<<<<

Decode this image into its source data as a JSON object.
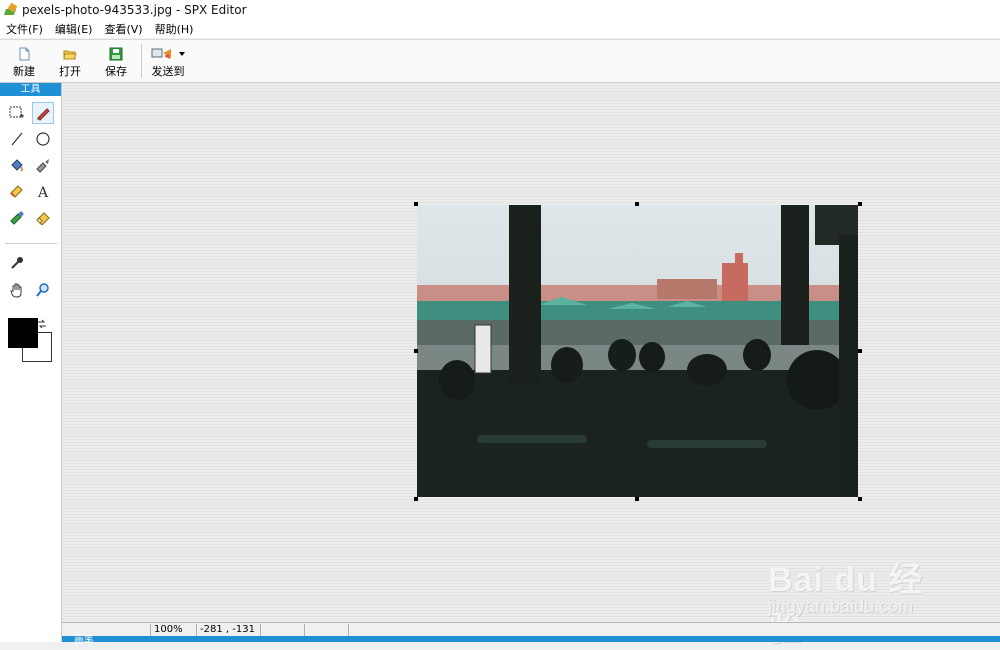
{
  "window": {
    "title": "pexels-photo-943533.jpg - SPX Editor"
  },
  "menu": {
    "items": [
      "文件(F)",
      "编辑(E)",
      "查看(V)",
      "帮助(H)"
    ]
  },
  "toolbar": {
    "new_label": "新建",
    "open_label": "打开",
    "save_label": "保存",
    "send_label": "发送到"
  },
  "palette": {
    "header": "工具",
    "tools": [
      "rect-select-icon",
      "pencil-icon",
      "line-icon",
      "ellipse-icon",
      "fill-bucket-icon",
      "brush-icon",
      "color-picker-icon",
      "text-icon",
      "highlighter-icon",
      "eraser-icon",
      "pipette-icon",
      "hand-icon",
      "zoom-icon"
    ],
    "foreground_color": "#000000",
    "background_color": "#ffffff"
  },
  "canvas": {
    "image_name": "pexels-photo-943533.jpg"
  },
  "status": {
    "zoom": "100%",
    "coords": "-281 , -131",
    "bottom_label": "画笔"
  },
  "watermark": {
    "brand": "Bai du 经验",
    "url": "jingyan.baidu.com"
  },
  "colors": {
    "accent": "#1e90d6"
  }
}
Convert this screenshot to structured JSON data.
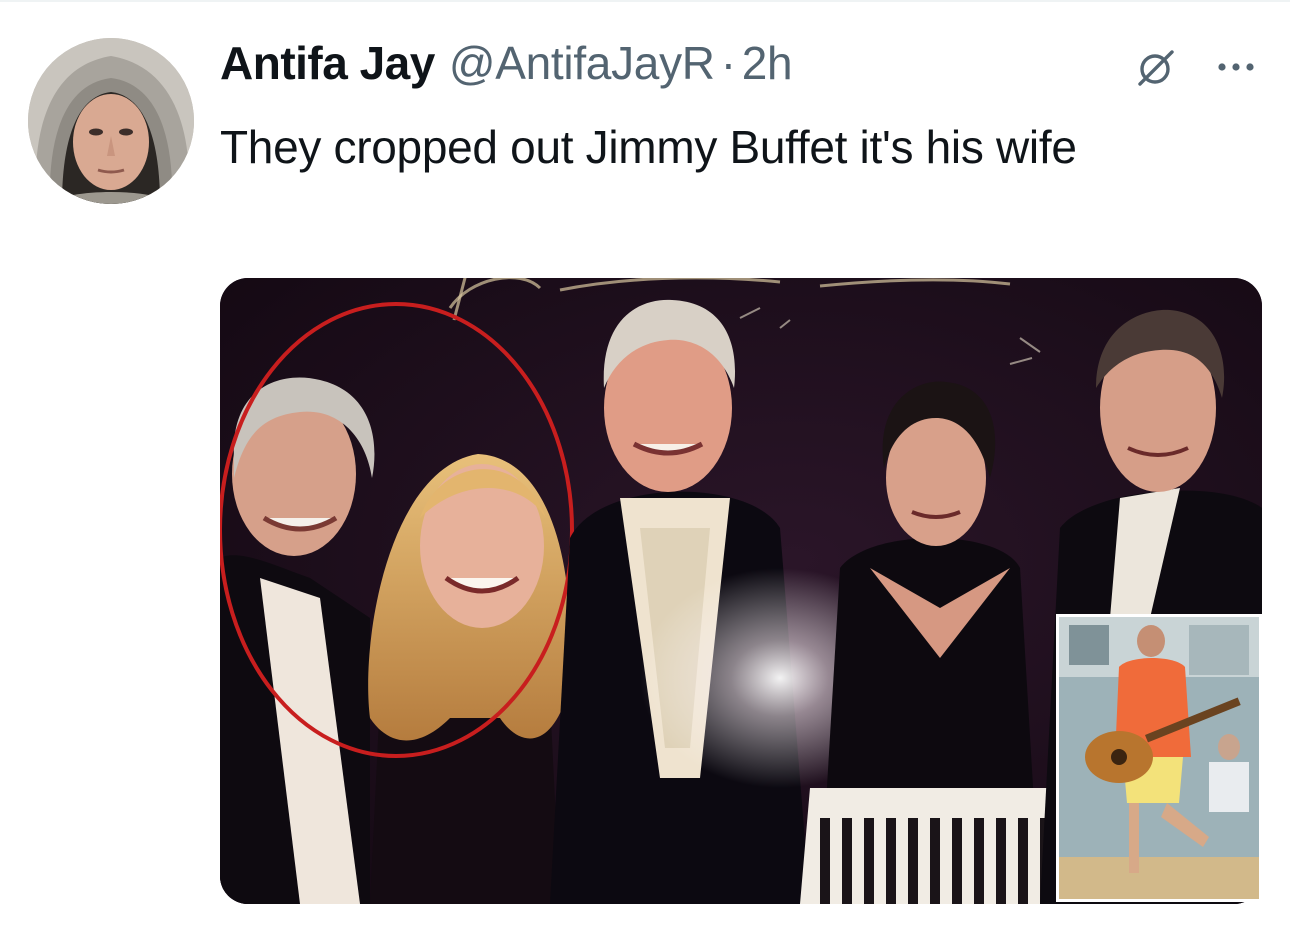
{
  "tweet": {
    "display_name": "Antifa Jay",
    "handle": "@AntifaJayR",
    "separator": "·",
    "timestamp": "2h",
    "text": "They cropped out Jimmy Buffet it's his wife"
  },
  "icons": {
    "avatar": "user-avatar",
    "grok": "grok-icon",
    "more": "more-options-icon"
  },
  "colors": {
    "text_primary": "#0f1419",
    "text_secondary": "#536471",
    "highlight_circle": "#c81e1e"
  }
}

>>>>
<<<<

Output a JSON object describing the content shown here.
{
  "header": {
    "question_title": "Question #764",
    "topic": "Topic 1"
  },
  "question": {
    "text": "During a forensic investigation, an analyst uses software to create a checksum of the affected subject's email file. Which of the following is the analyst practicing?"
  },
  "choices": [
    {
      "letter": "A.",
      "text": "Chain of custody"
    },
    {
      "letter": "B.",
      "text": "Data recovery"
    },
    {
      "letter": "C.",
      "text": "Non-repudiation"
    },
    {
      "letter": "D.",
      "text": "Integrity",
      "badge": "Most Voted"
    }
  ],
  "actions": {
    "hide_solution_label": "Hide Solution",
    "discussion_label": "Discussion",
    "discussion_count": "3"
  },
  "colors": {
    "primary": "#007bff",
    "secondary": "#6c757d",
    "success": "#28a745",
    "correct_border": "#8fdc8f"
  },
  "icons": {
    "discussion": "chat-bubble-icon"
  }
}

>>>>

== Brief ==
Determine the number of lines where the string "object" occurs, and give that number only.

== Result of this exercise ==
2